* [EXTRACTED TEXT]:

With the strike of COVID-19, 2020 has been an unprecedented year. Scientists and engineers around the globe have mobilized like never before to study the novel coronavirus and work toward a singular common goal: provide the world with a potentially life-saving vaccine.
Stevens alumna Pam Cheng '92 M.Eng. '95, executive vice president of AstraZeneca and this year’s Dean’s Lecture Series guest speaker, delivered a hopeful message in her presentation titled “Fighting COVID-19 with Resilience — A Race Against Time”: The biopharmaceutical company is currently conducting phase III clinical trials of a vaccine against COVID-19, with an aim to have the vaccine available in early 2021, and plans to deliver three billion doses around the world at no profit. The vaccine, Cheng promised, will not be exclusively for the privileged or for wealthy countries, as the company is cooperating with governments around the world to deliver the vaccine at-cost — which is anticipated to be less than $10 per dose.
With AstraZeneca’s goal to cover half the world’s population’s doses, and multiple other companies joining their efforts to develop vaccines as well, today there is real hope that the course of the pandemic will be altered. While the post-pandemic world will undoubtedly be forever changed, the promise of a better future is within reach.

* [EXTRACTED RECORDS]:
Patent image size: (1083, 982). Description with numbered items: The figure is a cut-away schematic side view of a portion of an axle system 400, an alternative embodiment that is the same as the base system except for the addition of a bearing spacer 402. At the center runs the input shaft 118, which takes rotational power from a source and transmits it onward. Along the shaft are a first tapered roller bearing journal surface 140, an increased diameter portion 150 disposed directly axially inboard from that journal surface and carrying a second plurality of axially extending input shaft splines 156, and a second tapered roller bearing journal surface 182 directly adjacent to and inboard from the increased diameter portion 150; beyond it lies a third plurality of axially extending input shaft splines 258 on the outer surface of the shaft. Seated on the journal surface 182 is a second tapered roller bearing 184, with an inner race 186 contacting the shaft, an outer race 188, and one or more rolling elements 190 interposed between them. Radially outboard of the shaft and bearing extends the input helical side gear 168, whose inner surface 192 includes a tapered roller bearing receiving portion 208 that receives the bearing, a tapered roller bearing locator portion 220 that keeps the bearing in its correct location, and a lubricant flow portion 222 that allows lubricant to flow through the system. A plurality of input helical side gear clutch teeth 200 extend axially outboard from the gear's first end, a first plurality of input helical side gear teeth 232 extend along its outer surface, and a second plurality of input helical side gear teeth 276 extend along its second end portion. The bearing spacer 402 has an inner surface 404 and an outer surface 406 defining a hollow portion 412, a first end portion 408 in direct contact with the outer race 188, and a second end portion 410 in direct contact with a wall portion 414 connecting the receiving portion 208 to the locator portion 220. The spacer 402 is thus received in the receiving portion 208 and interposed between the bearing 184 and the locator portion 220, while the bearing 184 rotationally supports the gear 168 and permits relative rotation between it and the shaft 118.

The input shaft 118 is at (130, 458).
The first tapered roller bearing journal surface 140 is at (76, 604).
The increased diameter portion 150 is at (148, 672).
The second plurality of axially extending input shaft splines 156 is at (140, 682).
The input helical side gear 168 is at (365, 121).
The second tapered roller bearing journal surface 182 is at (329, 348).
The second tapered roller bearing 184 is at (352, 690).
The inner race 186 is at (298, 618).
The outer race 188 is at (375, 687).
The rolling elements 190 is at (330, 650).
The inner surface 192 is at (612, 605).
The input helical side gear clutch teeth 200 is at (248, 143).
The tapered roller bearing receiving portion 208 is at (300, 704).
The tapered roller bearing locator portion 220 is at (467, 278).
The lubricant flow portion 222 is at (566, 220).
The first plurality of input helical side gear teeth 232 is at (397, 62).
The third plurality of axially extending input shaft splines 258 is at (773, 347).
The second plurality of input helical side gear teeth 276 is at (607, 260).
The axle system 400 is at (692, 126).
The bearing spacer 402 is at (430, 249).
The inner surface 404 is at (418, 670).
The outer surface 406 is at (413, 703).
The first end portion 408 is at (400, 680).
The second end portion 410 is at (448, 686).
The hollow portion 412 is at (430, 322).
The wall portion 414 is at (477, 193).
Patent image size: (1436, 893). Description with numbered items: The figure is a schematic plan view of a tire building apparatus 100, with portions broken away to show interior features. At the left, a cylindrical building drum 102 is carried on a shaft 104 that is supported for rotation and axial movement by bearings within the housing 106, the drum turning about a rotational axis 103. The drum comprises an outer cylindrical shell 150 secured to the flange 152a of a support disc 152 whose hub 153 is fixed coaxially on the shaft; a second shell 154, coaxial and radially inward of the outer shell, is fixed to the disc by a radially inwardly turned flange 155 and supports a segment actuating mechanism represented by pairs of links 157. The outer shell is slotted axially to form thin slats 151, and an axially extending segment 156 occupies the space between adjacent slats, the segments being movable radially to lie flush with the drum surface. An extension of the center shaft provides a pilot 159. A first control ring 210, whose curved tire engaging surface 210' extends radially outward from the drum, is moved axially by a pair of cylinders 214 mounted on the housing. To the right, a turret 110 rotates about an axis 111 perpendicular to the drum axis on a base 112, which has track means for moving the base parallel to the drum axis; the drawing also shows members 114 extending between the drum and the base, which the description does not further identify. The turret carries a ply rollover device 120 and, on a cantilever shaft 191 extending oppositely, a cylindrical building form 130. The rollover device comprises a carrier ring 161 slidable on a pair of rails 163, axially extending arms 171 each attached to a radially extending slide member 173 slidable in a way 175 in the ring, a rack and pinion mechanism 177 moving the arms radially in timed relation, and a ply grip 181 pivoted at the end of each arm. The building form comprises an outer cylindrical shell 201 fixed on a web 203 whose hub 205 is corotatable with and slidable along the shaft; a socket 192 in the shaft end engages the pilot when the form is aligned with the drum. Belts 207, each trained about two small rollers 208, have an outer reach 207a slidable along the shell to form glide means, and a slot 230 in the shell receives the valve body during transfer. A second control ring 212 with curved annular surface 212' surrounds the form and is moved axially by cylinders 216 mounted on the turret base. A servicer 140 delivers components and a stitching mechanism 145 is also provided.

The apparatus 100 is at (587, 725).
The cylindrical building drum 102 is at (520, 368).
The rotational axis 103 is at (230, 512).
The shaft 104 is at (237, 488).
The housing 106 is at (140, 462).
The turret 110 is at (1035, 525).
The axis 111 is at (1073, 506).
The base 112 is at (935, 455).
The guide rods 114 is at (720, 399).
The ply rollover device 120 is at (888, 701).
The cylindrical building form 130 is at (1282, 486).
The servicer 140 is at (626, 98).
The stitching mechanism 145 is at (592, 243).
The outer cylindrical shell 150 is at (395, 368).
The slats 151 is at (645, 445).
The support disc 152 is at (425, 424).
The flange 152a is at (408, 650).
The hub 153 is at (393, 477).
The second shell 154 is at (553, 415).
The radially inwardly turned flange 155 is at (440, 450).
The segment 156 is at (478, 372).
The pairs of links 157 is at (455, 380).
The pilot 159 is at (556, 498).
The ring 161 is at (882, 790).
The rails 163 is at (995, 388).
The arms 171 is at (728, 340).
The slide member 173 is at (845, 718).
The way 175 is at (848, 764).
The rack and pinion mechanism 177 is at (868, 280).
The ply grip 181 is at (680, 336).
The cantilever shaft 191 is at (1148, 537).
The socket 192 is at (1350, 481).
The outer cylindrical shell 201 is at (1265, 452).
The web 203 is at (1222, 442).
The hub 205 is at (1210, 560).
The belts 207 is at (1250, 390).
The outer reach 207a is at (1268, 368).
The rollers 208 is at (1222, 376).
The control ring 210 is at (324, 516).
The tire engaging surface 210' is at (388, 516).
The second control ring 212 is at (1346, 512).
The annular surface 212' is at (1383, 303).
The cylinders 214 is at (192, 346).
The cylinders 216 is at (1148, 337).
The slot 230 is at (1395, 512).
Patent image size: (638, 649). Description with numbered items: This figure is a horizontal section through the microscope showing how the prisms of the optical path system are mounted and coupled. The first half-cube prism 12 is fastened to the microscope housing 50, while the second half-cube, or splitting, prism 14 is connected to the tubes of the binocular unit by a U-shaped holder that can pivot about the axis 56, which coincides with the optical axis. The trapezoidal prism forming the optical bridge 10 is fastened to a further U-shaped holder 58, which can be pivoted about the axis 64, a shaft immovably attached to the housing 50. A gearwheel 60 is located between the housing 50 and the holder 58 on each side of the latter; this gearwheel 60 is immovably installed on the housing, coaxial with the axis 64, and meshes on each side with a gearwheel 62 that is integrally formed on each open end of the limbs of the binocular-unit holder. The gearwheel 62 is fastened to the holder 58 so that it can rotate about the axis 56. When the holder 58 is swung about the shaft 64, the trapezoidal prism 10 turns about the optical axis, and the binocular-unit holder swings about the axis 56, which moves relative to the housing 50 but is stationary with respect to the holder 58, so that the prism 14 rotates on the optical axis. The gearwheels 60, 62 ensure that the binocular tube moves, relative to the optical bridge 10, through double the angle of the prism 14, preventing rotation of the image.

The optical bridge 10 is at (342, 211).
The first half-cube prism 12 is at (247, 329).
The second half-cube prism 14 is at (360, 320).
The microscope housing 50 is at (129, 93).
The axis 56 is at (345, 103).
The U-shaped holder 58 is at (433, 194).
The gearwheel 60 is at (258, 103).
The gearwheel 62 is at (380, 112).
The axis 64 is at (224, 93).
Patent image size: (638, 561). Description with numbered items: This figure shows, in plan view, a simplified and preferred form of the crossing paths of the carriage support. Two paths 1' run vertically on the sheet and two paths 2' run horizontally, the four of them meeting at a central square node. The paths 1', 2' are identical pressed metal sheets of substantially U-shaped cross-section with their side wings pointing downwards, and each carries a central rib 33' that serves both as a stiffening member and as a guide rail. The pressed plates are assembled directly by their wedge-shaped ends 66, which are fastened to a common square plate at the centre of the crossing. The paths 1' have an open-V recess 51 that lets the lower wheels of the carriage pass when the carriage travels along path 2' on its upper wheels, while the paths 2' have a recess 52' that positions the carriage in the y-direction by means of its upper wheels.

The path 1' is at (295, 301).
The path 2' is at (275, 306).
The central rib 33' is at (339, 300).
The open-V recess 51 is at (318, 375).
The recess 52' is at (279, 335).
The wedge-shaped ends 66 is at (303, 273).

* [DESCRIPTION OF THE TASK]:
Please resume the write-up on Pam Cheng's COVID-19 vaccine lecture, continuing after its final sentence.

* [OUTPUT FOR THIS EXERCISE]:
Disrupting life as we know it
“We are absolutely living in an unprecedented time, and we are living our lives very differently than [we were] seven months ago,” said Cheng during her presentation on October 21. “We are now speaking of new norms and wondering what life after the pandemic will be like.” With nearly 40 million people worldwide infected by the deadly virus, and over 1.1 million dead since its outbreak in December 2019, no part of the world has been left untouched.
“I think we have all been underestimating the complexity of the problem,” said Cheng. “The pandemic has gone beyond just being a health crisis. It has sparked fears of an impending economic crisis and recession. Social distancing, self isolation, and travel restrictions have led to a reduced workforce across all economic sectors, and has caused many jobs to be lost. Schools are now online; care centers have closed down. They are becoming a significant hindrance for productivity and raising learning gaps around the world. Central banks [have] globally committed to a whatever-it-takes approach in an attempt to save the global economy. The road to economic recovery is predicted to be a very long one, with a period of economic inactivity for years to come.”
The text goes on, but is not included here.